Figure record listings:
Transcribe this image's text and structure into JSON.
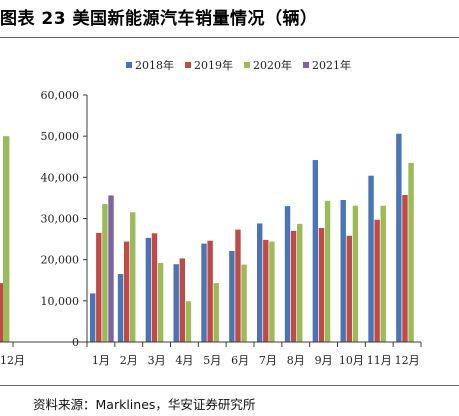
{
  "title": "图表 23  美国新能源汽车销量情况（辆）",
  "source": "资料来源：Marklines，华安证券研究所",
  "chart_data": {
    "type": "bar",
    "categories": [
      "1月",
      "2月",
      "3月",
      "4月",
      "5月",
      "6月",
      "7月",
      "8月",
      "9月",
      "10月",
      "11月",
      "12月"
    ],
    "series": [
      {
        "name": "2018年",
        "color": "#4a74b4",
        "values": [
          11800,
          16500,
          25300,
          18900,
          23900,
          22100,
          28800,
          33000,
          44200,
          34500,
          40400,
          50600
        ]
      },
      {
        "name": "2019年",
        "color": "#bf4a47",
        "values": [
          26500,
          24400,
          26400,
          20300,
          24600,
          27300,
          24800,
          27000,
          27700,
          25800,
          29700,
          35700
        ]
      },
      {
        "name": "2020年",
        "color": "#9bbb59",
        "values": [
          33500,
          31500,
          19200,
          9900,
          14300,
          18800,
          24400,
          28700,
          34300,
          33100,
          33100,
          43500
        ]
      },
      {
        "name": "2021年",
        "color": "#7f62a0",
        "values": [
          35600,
          null,
          null,
          null,
          null,
          null,
          null,
          null,
          null,
          null,
          null,
          null
        ]
      }
    ],
    "yticks": [
      "0",
      "10,000",
      "20,000",
      "30,000",
      "40,000",
      "50,000",
      "60,000"
    ],
    "ylim": [
      0,
      60000
    ],
    "grid": false,
    "legend": "top",
    "left_fragment": {
      "bars": [
        {
          "color": "#bf4a47",
          "value": 14300
        },
        {
          "color": "#9bbb59",
          "value": 50000
        }
      ],
      "tick_label": "12月"
    }
  }
}
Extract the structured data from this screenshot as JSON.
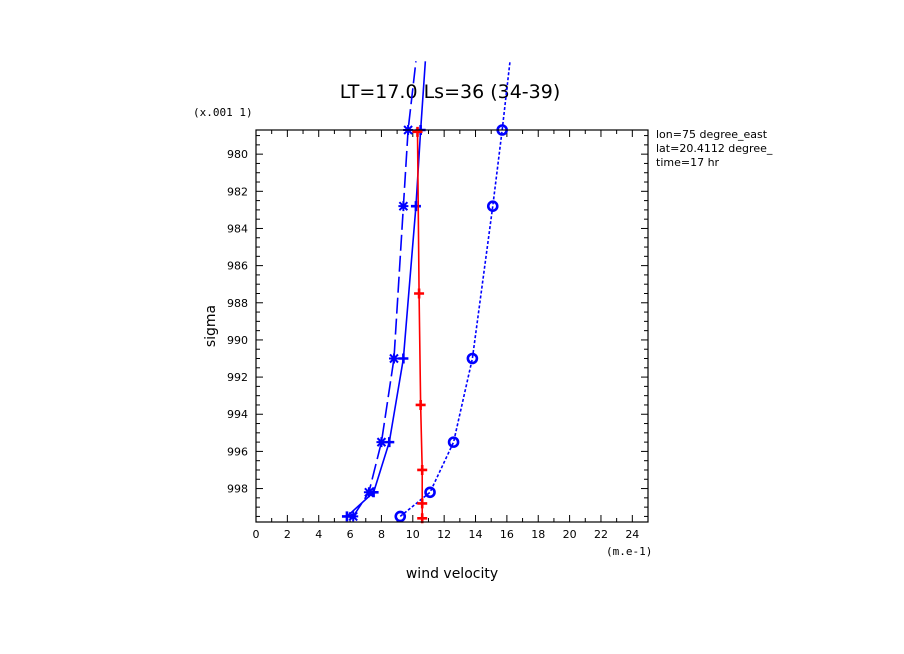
{
  "chart_data": {
    "type": "line",
    "title": "LT=17.0  Ls=36 (34-39)",
    "xlabel": "wind velocity",
    "ylabel": "sigma",
    "x_unit_label": "(m.e-1)",
    "y_scale_label": "(x.001 1)",
    "xlim": [
      0,
      25
    ],
    "ylim": [
      999.8,
      978.7
    ],
    "y_inverted": true,
    "x_ticks": [
      "0",
      "2",
      "4",
      "6",
      "8",
      "10",
      "12",
      "14",
      "16",
      "18",
      "20",
      "22",
      "24"
    ],
    "y_ticks": [
      "980",
      "982",
      "984",
      "986",
      "988",
      "990",
      "992",
      "994",
      "996",
      "998"
    ],
    "info": [
      "lon=75 degree_east",
      "lat=20.4112 degree_",
      "time=17 hr"
    ],
    "series": [
      {
        "style": "long-dash",
        "color": "#0000ff",
        "marker": "x-star",
        "x": [
          6.2,
          7.2,
          8.0,
          8.8,
          9.4,
          9.7,
          10.2
        ],
        "y": [
          999.5,
          998.2,
          995.5,
          991.0,
          982.8,
          978.7,
          975.0
        ]
      },
      {
        "style": "solid",
        "color": "#0000ff",
        "marker": "plus",
        "x": [
          5.8,
          7.5,
          8.5,
          9.4,
          10.2,
          10.5,
          10.8
        ],
        "y": [
          999.5,
          998.2,
          995.5,
          991.0,
          982.8,
          978.7,
          975.0
        ]
      },
      {
        "style": "dotted",
        "color": "#0000ff",
        "marker": "circle",
        "x": [
          9.2,
          11.1,
          12.6,
          13.8,
          15.1,
          15.7,
          16.2
        ],
        "y": [
          999.5,
          998.2,
          995.5,
          991.0,
          982.8,
          978.7,
          975.0
        ]
      },
      {
        "style": "solid",
        "color": "#ff0000",
        "marker": "plus",
        "x": [
          10.6,
          10.6,
          10.6,
          10.5,
          10.4,
          10.3
        ],
        "y": [
          999.6,
          998.8,
          997.0,
          993.5,
          987.5,
          978.8
        ]
      }
    ]
  }
}
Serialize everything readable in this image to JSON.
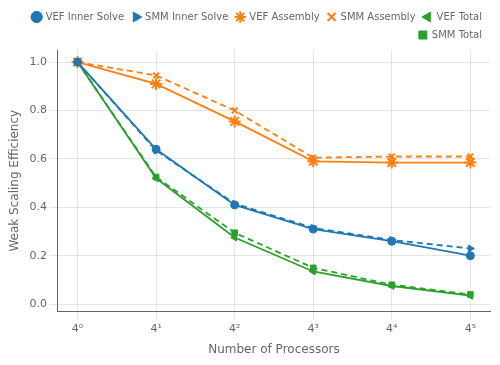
{
  "chart_data": {
    "type": "line",
    "x": [
      0,
      1,
      2,
      3,
      4,
      5
    ],
    "xlim": [
      -0.25,
      5.25
    ],
    "xticks": [
      {
        "value": 0,
        "label": "4⁰"
      },
      {
        "value": 1,
        "label": "4¹"
      },
      {
        "value": 2,
        "label": "4²"
      },
      {
        "value": 3,
        "label": "4³"
      },
      {
        "value": 4,
        "label": "4⁴"
      },
      {
        "value": 5,
        "label": "4⁵"
      }
    ],
    "xlabel": "Number of Processors",
    "ylabel": "Weak Scaling Efficiency",
    "ylim": [
      -0.03,
      1.05
    ],
    "yticks": [
      {
        "value": 0,
        "label": "0.0"
      },
      0.2,
      0.4,
      0.6,
      0.8,
      {
        "value": 1,
        "label": "1.0"
      }
    ],
    "grid": true,
    "legend": "upper right",
    "series": [
      {
        "name": "VEF Inner Solve",
        "color": "#1f77b4",
        "line_style": "solid",
        "marker": "circle",
        "values": [
          1.0,
          0.64,
          0.41,
          0.31,
          0.26,
          0.2
        ]
      },
      {
        "name": "SMM Inner Solve",
        "color": "#1f77b4",
        "line_style": "dashed",
        "marker": "triangle-right",
        "values": [
          1.0,
          0.635,
          0.415,
          0.315,
          0.265,
          0.23
        ]
      },
      {
        "name": "VEF Assembly",
        "color": "#ff7f0e",
        "line_style": "solid",
        "marker": "star",
        "values": [
          1.0,
          0.91,
          0.755,
          0.59,
          0.585,
          0.585
        ]
      },
      {
        "name": "SMM Assembly",
        "color": "#ff7f0e",
        "line_style": "dashed",
        "marker": "x",
        "values": [
          1.0,
          0.945,
          0.8,
          0.605,
          0.61,
          0.61
        ]
      },
      {
        "name": "VEF Total",
        "color": "#2ca02c",
        "line_style": "solid",
        "marker": "triangle-left",
        "values": [
          1.0,
          0.52,
          0.275,
          0.135,
          0.075,
          0.035
        ]
      },
      {
        "name": "SMM Total",
        "color": "#2ca02c",
        "line_style": "dashed",
        "marker": "square",
        "values": [
          1.0,
          0.525,
          0.295,
          0.15,
          0.08,
          0.04
        ]
      }
    ]
  }
}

• GOAL
Reproduce each line exactly as it appears, omitting the pictures.

• EXERCISE OUTPUT
Transcribe this image's text and structure into JSON.
{
  "title": "图表 23  美国新能源汽车销量情况（辆）",
  "source": "资料来源：Marklines，华安证券研究所",
  "chart_data": {
    "type": "bar",
    "categories": [
      "1月",
      "2月",
      "3月",
      "4月",
      "5月",
      "6月",
      "7月",
      "8月",
      "9月",
      "10月",
      "11月",
      "12月"
    ],
    "series": [
      {
        "name": "2018年",
        "color": "#4a74b4",
        "values": [
          11800,
          16500,
          25300,
          18900,
          23900,
          22100,
          28800,
          33000,
          44200,
          34500,
          40400,
          50600
        ]
      },
      {
        "name": "2019年",
        "color": "#bf4a47",
        "values": [
          26500,
          24400,
          26400,
          20300,
          24600,
          27300,
          24800,
          27000,
          27700,
          25800,
          29700,
          35700
        ]
      },
      {
        "name": "2020年",
        "color": "#9bbb59",
        "values": [
          33500,
          31500,
          19200,
          9900,
          14300,
          18800,
          24400,
          28700,
          34300,
          33100,
          33100,
          43500
        ]
      },
      {
        "name": "2021年",
        "color": "#7f62a0",
        "values": [
          35600,
          null,
          null,
          null,
          null,
          null,
          null,
          null,
          null,
          null,
          null,
          null
        ]
      }
    ],
    "yticks": [
      "0",
      "10,000",
      "20,000",
      "30,000",
      "40,000",
      "50,000",
      "60,000"
    ],
    "ylim": [
      0,
      60000
    ],
    "grid": false,
    "legend": "top",
    "left_fragment": {
      "bars": [
        {
          "color": "#bf4a47",
          "value": 14300
        },
        {
          "color": "#9bbb59",
          "value": 50000
        }
      ],
      "tick_label": "12月"
    }
  }
}
Extract the structured data from this screenshot as JSON.
{
  "chart_data": {
    "type": "line",
    "title": "LT=17.0  Ls=36 (34-39)",
    "xlabel": "wind velocity",
    "ylabel": "sigma",
    "x_unit_label": "(m.e-1)",
    "y_scale_label": "(x.001 1)",
    "xlim": [
      0,
      25
    ],
    "ylim": [
      999.8,
      978.7
    ],
    "y_inverted": true,
    "x_ticks": [
      "0",
      "2",
      "4",
      "6",
      "8",
      "10",
      "12",
      "14",
      "16",
      "18",
      "20",
      "22",
      "24"
    ],
    "y_ticks": [
      "980",
      "982",
      "984",
      "986",
      "988",
      "990",
      "992",
      "994",
      "996",
      "998"
    ],
    "info": [
      "lon=75 degree_east",
      "lat=20.4112 degree_",
      "time=17 hr"
    ],
    "series": [
      {
        "style": "long-dash",
        "color": "#0000ff",
        "marker": "x-star",
        "x": [
          6.2,
          7.2,
          8.0,
          8.8,
          9.4,
          9.7,
          10.2
        ],
        "y": [
          999.5,
          998.2,
          995.5,
          991.0,
          982.8,
          978.7,
          975.0
        ]
      },
      {
        "style": "solid",
        "color": "#0000ff",
        "marker": "plus",
        "x": [
          5.8,
          7.5,
          8.5,
          9.4,
          10.2,
          10.5,
          10.8
        ],
        "y": [
          999.5,
          998.2,
          995.5,
          991.0,
          982.8,
          978.7,
          975.0
        ]
      },
      {
        "style": "dotted",
        "color": "#0000ff",
        "marker": "circle",
        "x": [
          9.2,
          11.1,
          12.6,
          13.8,
          15.1,
          15.7,
          16.2
        ],
        "y": [
          999.5,
          998.2,
          995.5,
          991.0,
          982.8,
          978.7,
          975.0
        ]
      },
      {
        "style": "solid",
        "color": "#ff0000",
        "marker": "plus",
        "x": [
          10.6,
          10.6,
          10.6,
          10.5,
          10.4,
          10.3
        ],
        "y": [
          999.6,
          998.8,
          997.0,
          993.5,
          987.5,
          978.8
        ]
      }
    ]
  }
}
Serialize everything readable in this image to JSON.
{
  "chart_data": {
    "type": "line",
    "x": [
      0,
      1,
      2,
      3,
      4,
      5
    ],
    "xlim": [
      -0.25,
      5.25
    ],
    "xticks": [
      {
        "value": 0,
        "label": "4⁰"
      },
      {
        "value": 1,
        "label": "4¹"
      },
      {
        "value": 2,
        "label": "4²"
      },
      {
        "value": 3,
        "label": "4³"
      },
      {
        "value": 4,
        "label": "4⁴"
      },
      {
        "value": 5,
        "label": "4⁵"
      }
    ],
    "xlabel": "Number of Processors",
    "ylabel": "Weak Scaling Efficiency",
    "ylim": [
      -0.03,
      1.05
    ],
    "yticks": [
      {
        "value": 0,
        "label": "0.0"
      },
      0.2,
      0.4,
      0.6,
      0.8,
      {
        "value": 1,
        "label": "1.0"
      }
    ],
    "grid": true,
    "legend": "upper right",
    "series": [
      {
        "name": "VEF Inner Solve",
        "color": "#1f77b4",
        "line_style": "solid",
        "marker": "circle",
        "values": [
          1.0,
          0.64,
          0.41,
          0.31,
          0.26,
          0.2
        ]
      },
      {
        "name": "SMM Inner Solve",
        "color": "#1f77b4",
        "line_style": "dashed",
        "marker": "triangle-right",
        "values": [
          1.0,
          0.635,
          0.415,
          0.315,
          0.265,
          0.23
        ]
      },
      {
        "name": "VEF Assembly",
        "color": "#ff7f0e",
        "line_style": "solid",
        "marker": "star",
        "values": [
          1.0,
          0.91,
          0.755,
          0.59,
          0.585,
          0.585
        ]
      },
      {
        "name": "SMM Assembly",
        "color": "#ff7f0e",
        "line_style": "dashed",
        "marker": "x",
        "values": [
          1.0,
          0.945,
          0.8,
          0.605,
          0.61,
          0.61
        ]
      },
      {
        "name": "VEF Total",
        "color": "#2ca02c",
        "line_style": "solid",
        "marker": "triangle-left",
        "values": [
          1.0,
          0.52,
          0.275,
          0.135,
          0.075,
          0.035
        ]
      },
      {
        "name": "SMM Total",
        "color": "#2ca02c",
        "line_style": "dashed",
        "marker": "square",
        "values": [
          1.0,
          0.525,
          0.295,
          0.15,
          0.08,
          0.04
        ]
      }
    ]
  }
}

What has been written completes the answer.